● **WHAT YOU SHOULD DO**: From the records, pick out and copy each line containing "structure".

[Data excerpts]
────

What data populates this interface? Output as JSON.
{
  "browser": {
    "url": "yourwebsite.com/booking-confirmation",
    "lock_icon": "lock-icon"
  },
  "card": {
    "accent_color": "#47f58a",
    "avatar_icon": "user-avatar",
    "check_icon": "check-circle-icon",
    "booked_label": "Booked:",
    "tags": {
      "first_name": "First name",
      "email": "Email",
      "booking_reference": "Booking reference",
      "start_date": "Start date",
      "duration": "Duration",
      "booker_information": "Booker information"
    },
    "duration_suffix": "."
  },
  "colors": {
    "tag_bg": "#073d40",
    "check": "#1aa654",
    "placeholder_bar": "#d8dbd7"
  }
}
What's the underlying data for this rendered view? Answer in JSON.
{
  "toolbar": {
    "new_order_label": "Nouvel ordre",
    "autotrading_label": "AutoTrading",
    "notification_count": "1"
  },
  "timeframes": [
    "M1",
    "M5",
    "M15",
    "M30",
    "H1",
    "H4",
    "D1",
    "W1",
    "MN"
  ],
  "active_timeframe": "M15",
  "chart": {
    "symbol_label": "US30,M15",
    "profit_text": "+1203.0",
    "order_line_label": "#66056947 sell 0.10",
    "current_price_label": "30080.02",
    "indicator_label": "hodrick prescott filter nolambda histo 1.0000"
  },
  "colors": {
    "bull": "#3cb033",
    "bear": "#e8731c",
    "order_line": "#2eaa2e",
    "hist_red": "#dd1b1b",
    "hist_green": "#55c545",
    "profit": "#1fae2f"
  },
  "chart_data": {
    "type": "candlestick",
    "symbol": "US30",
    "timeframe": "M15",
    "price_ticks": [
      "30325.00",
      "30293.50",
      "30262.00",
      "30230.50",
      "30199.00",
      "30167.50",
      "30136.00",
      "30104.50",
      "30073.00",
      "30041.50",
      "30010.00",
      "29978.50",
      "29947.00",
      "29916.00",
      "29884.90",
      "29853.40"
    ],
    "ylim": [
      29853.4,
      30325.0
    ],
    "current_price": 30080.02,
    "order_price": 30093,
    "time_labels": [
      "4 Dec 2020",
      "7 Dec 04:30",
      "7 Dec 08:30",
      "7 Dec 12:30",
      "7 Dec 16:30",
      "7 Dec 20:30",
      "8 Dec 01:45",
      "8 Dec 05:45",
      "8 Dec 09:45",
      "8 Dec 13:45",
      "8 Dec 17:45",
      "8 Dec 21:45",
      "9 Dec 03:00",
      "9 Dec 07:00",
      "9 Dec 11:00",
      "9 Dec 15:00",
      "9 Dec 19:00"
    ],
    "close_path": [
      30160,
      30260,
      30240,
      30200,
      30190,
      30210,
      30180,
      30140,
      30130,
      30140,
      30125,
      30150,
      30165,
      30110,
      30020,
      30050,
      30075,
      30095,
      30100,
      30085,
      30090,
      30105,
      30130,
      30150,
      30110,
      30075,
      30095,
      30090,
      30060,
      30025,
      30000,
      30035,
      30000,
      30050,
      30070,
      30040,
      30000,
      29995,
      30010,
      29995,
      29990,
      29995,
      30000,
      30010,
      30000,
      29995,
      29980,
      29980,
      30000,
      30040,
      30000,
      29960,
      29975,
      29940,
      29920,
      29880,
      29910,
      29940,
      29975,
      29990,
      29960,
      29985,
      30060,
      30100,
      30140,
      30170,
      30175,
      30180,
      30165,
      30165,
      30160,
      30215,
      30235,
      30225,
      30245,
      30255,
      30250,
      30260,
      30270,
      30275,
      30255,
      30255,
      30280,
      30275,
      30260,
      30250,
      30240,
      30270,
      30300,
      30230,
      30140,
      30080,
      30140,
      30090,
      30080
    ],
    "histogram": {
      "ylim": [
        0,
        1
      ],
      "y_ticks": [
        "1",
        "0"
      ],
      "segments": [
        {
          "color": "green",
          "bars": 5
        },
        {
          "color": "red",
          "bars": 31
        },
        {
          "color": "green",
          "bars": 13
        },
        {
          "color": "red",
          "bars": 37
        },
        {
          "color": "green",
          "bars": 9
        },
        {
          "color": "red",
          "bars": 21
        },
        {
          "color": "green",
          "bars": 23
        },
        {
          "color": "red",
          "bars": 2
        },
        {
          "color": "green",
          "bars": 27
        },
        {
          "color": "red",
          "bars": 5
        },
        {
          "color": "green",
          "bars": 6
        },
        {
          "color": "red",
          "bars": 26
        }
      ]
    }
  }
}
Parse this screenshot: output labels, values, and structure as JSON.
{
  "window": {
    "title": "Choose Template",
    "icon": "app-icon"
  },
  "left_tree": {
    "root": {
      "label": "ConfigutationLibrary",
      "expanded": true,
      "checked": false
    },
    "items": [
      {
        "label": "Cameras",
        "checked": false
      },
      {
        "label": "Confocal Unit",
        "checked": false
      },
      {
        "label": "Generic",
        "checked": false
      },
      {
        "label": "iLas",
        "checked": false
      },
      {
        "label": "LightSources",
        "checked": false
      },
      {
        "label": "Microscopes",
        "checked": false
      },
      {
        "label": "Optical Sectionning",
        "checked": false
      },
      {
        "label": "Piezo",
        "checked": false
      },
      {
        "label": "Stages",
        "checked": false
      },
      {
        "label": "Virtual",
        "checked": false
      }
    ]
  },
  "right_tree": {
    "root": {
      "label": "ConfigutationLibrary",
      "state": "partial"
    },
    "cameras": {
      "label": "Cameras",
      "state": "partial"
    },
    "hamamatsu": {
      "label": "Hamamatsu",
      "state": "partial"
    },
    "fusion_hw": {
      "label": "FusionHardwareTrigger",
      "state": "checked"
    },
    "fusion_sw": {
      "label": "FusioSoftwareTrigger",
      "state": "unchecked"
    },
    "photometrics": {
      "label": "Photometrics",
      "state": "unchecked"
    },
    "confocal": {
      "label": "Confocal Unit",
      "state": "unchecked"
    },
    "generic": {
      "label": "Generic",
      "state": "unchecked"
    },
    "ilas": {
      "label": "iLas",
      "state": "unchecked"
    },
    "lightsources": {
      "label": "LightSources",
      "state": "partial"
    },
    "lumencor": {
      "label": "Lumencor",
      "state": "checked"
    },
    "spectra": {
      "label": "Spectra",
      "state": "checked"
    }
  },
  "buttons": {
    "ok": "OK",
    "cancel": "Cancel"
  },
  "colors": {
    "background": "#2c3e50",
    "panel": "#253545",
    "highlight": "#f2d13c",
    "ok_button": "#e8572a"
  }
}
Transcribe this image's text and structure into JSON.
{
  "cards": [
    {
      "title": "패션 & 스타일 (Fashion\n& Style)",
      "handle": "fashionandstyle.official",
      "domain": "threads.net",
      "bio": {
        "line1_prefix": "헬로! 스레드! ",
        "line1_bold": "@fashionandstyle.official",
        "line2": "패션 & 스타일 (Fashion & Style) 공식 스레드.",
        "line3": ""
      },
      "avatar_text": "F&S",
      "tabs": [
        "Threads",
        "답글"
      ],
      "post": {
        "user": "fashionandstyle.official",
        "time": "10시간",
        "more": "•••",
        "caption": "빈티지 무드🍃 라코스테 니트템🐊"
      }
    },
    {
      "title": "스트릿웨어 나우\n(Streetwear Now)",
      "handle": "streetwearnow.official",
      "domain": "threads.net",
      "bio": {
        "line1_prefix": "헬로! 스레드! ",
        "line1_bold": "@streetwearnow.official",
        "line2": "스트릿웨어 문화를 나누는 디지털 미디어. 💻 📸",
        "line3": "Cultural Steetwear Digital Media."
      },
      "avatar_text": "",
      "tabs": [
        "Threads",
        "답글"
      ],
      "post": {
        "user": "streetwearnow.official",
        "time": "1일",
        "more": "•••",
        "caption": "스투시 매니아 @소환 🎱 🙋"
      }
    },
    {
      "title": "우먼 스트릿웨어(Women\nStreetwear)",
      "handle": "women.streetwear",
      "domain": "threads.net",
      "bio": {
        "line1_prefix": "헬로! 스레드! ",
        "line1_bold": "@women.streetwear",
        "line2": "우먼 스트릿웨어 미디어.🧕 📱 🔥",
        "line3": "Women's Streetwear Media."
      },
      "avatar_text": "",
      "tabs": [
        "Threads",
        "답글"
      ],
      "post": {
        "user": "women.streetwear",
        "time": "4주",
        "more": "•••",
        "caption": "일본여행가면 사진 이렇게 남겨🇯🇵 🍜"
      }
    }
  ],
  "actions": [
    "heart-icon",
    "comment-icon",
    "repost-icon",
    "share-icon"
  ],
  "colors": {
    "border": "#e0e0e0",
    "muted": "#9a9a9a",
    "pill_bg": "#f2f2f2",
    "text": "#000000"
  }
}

────

● **FINAL RESULT**:
Parse this screenshot: output labels, values, and structure as JSON.
Transcribe this image's text and structure into JSON.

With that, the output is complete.